[Start of Source data]

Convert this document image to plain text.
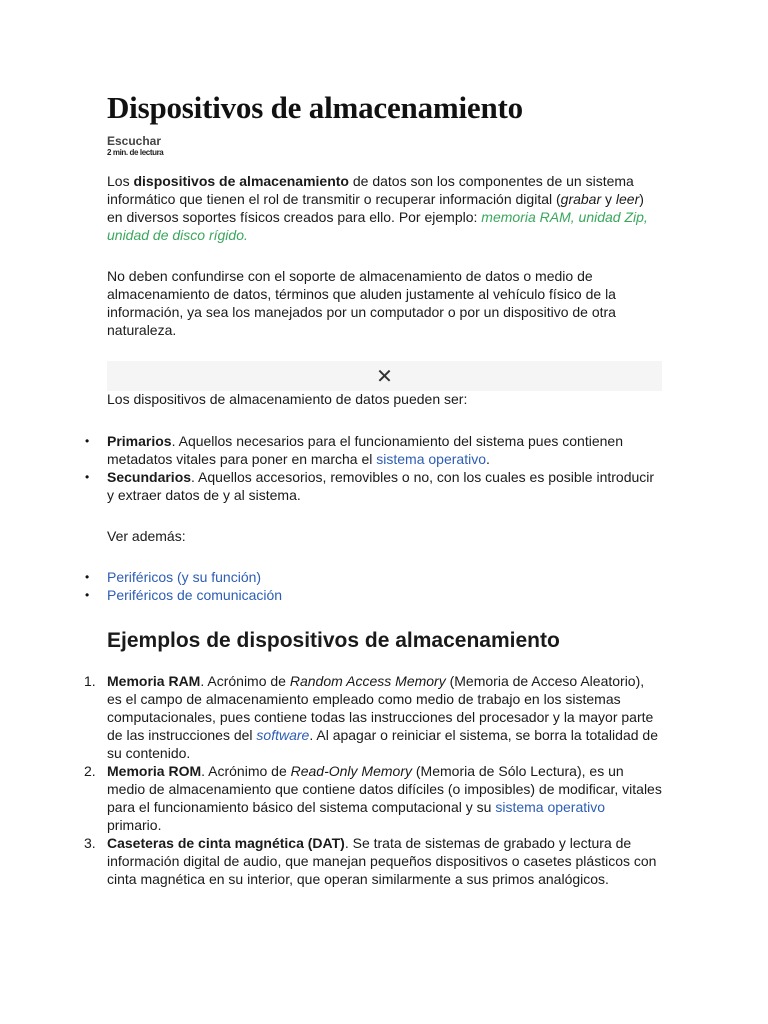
Dispositivos de almacenamiento
Escuchar
2 min. de lectura

Los dispositivos de almacenamiento de datos son los componentes de un sistema informático que tienen el rol de transmitir o recuperar información digital (grabar y leer) en diversos soportes físicos creados para ello. Por ejemplo: memoria RAM, unidad Zip, unidad de disco rígido.

No deben confundirse con el soporte de almacenamiento de datos o medio de almacenamiento de datos, términos que aluden justamente al vehículo físico de la información, ya sea los manejados por un computador o por un dispositivo de otra naturaleza.

✕

Los dispositivos de almacenamiento de datos pueden ser:

• Primarios. Aquellos necesarios para el funcionamiento del sistema pues contienen metadatos vitales para poner en marcha el sistema operativo.
• Secundarios. Aquellos accesorios, removibles o no, con los cuales es posible introducir y extraer datos de y al sistema.

Ver además:

• Periféricos (y su función)
• Periféricos de comunicación
Ejemplos de dispositivos de almacenamiento
1. Memoria RAM. Acrónimo de Random Access Memory (Memoria de Acceso Aleatorio), es el campo de almacenamiento empleado como medio de trabajo en los sistemas computacionales, pues contiene todas las instrucciones del procesador y la mayor parte de las instrucciones del software. Al apagar o reiniciar el sistema, se borra la totalidad de su contenido.
2. Memoria ROM. Acrónimo de Read-Only Memory (Memoria de Sólo Lectura), es un medio de almacenamiento que contiene datos difíciles (o imposibles) de modificar, vitales para el funcionamiento básico del sistema computacional y su sistema operativo primario.
3. Caseteras de cinta magnética (DAT). Se trata de sistemas de grabado y lectura de información digital de audio, que manejan pequeños dispositivos o casetes plásticos con cinta magnética en su interior, que operan similarmente a sus primos analógicos.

[End of Source data]

(Short problem):
The listing above must be printed again exactly, minus its pictures.

(In response):
Convert this document image to plain text.
Dispositivos de almacenamiento
Escuchar
2 min. de lectura

Los dispositivos de almacenamiento de datos son los componentes de un sistema informático que tienen el rol de transmitir o recuperar información digital (grabar y leer) en diversos soportes físicos creados para ello. Por ejemplo: memoria RAM, unidad Zip, unidad de disco rígido.

No deben confundirse con el soporte de almacenamiento de datos o medio de almacenamiento de datos, términos que aluden justamente al vehículo físico de la información, ya sea los manejados por un computador o por un dispositivo de otra naturaleza.

✕

Los dispositivos de almacenamiento de datos pueden ser:

• Primarios. Aquellos necesarios para el funcionamiento del sistema pues contienen metadatos vitales para poner en marcha el sistema operativo.
• Secundarios. Aquellos accesorios, removibles o no, con los cuales es posible introducir y extraer datos de y al sistema.

Ver además:

• Periféricos (y su función)
• Periféricos de comunicación
Ejemplos de dispositivos de almacenamiento
1. Memoria RAM. Acrónimo de Random Access Memory (Memoria de Acceso Aleatorio), es el campo de almacenamiento empleado como medio de trabajo en los sistemas computacionales, pues contiene todas las instrucciones del procesador y la mayor parte de las instrucciones del software. Al apagar o reiniciar el sistema, se borra la totalidad de su contenido.
2. Memoria ROM. Acrónimo de Read-Only Memory (Memoria de Sólo Lectura), es un medio de almacenamiento que contiene datos difíciles (o imposibles) de modificar, vitales para el funcionamiento básico del sistema computacional y su sistema operativo primario.
3. Caseteras de cinta magnética (DAT). Se trata de sistemas de grabado y lectura de información digital de audio, que manejan pequeños dispositivos o casetes plásticos con cinta magnética en su interior, que operan similarmente a sus primos analógicos.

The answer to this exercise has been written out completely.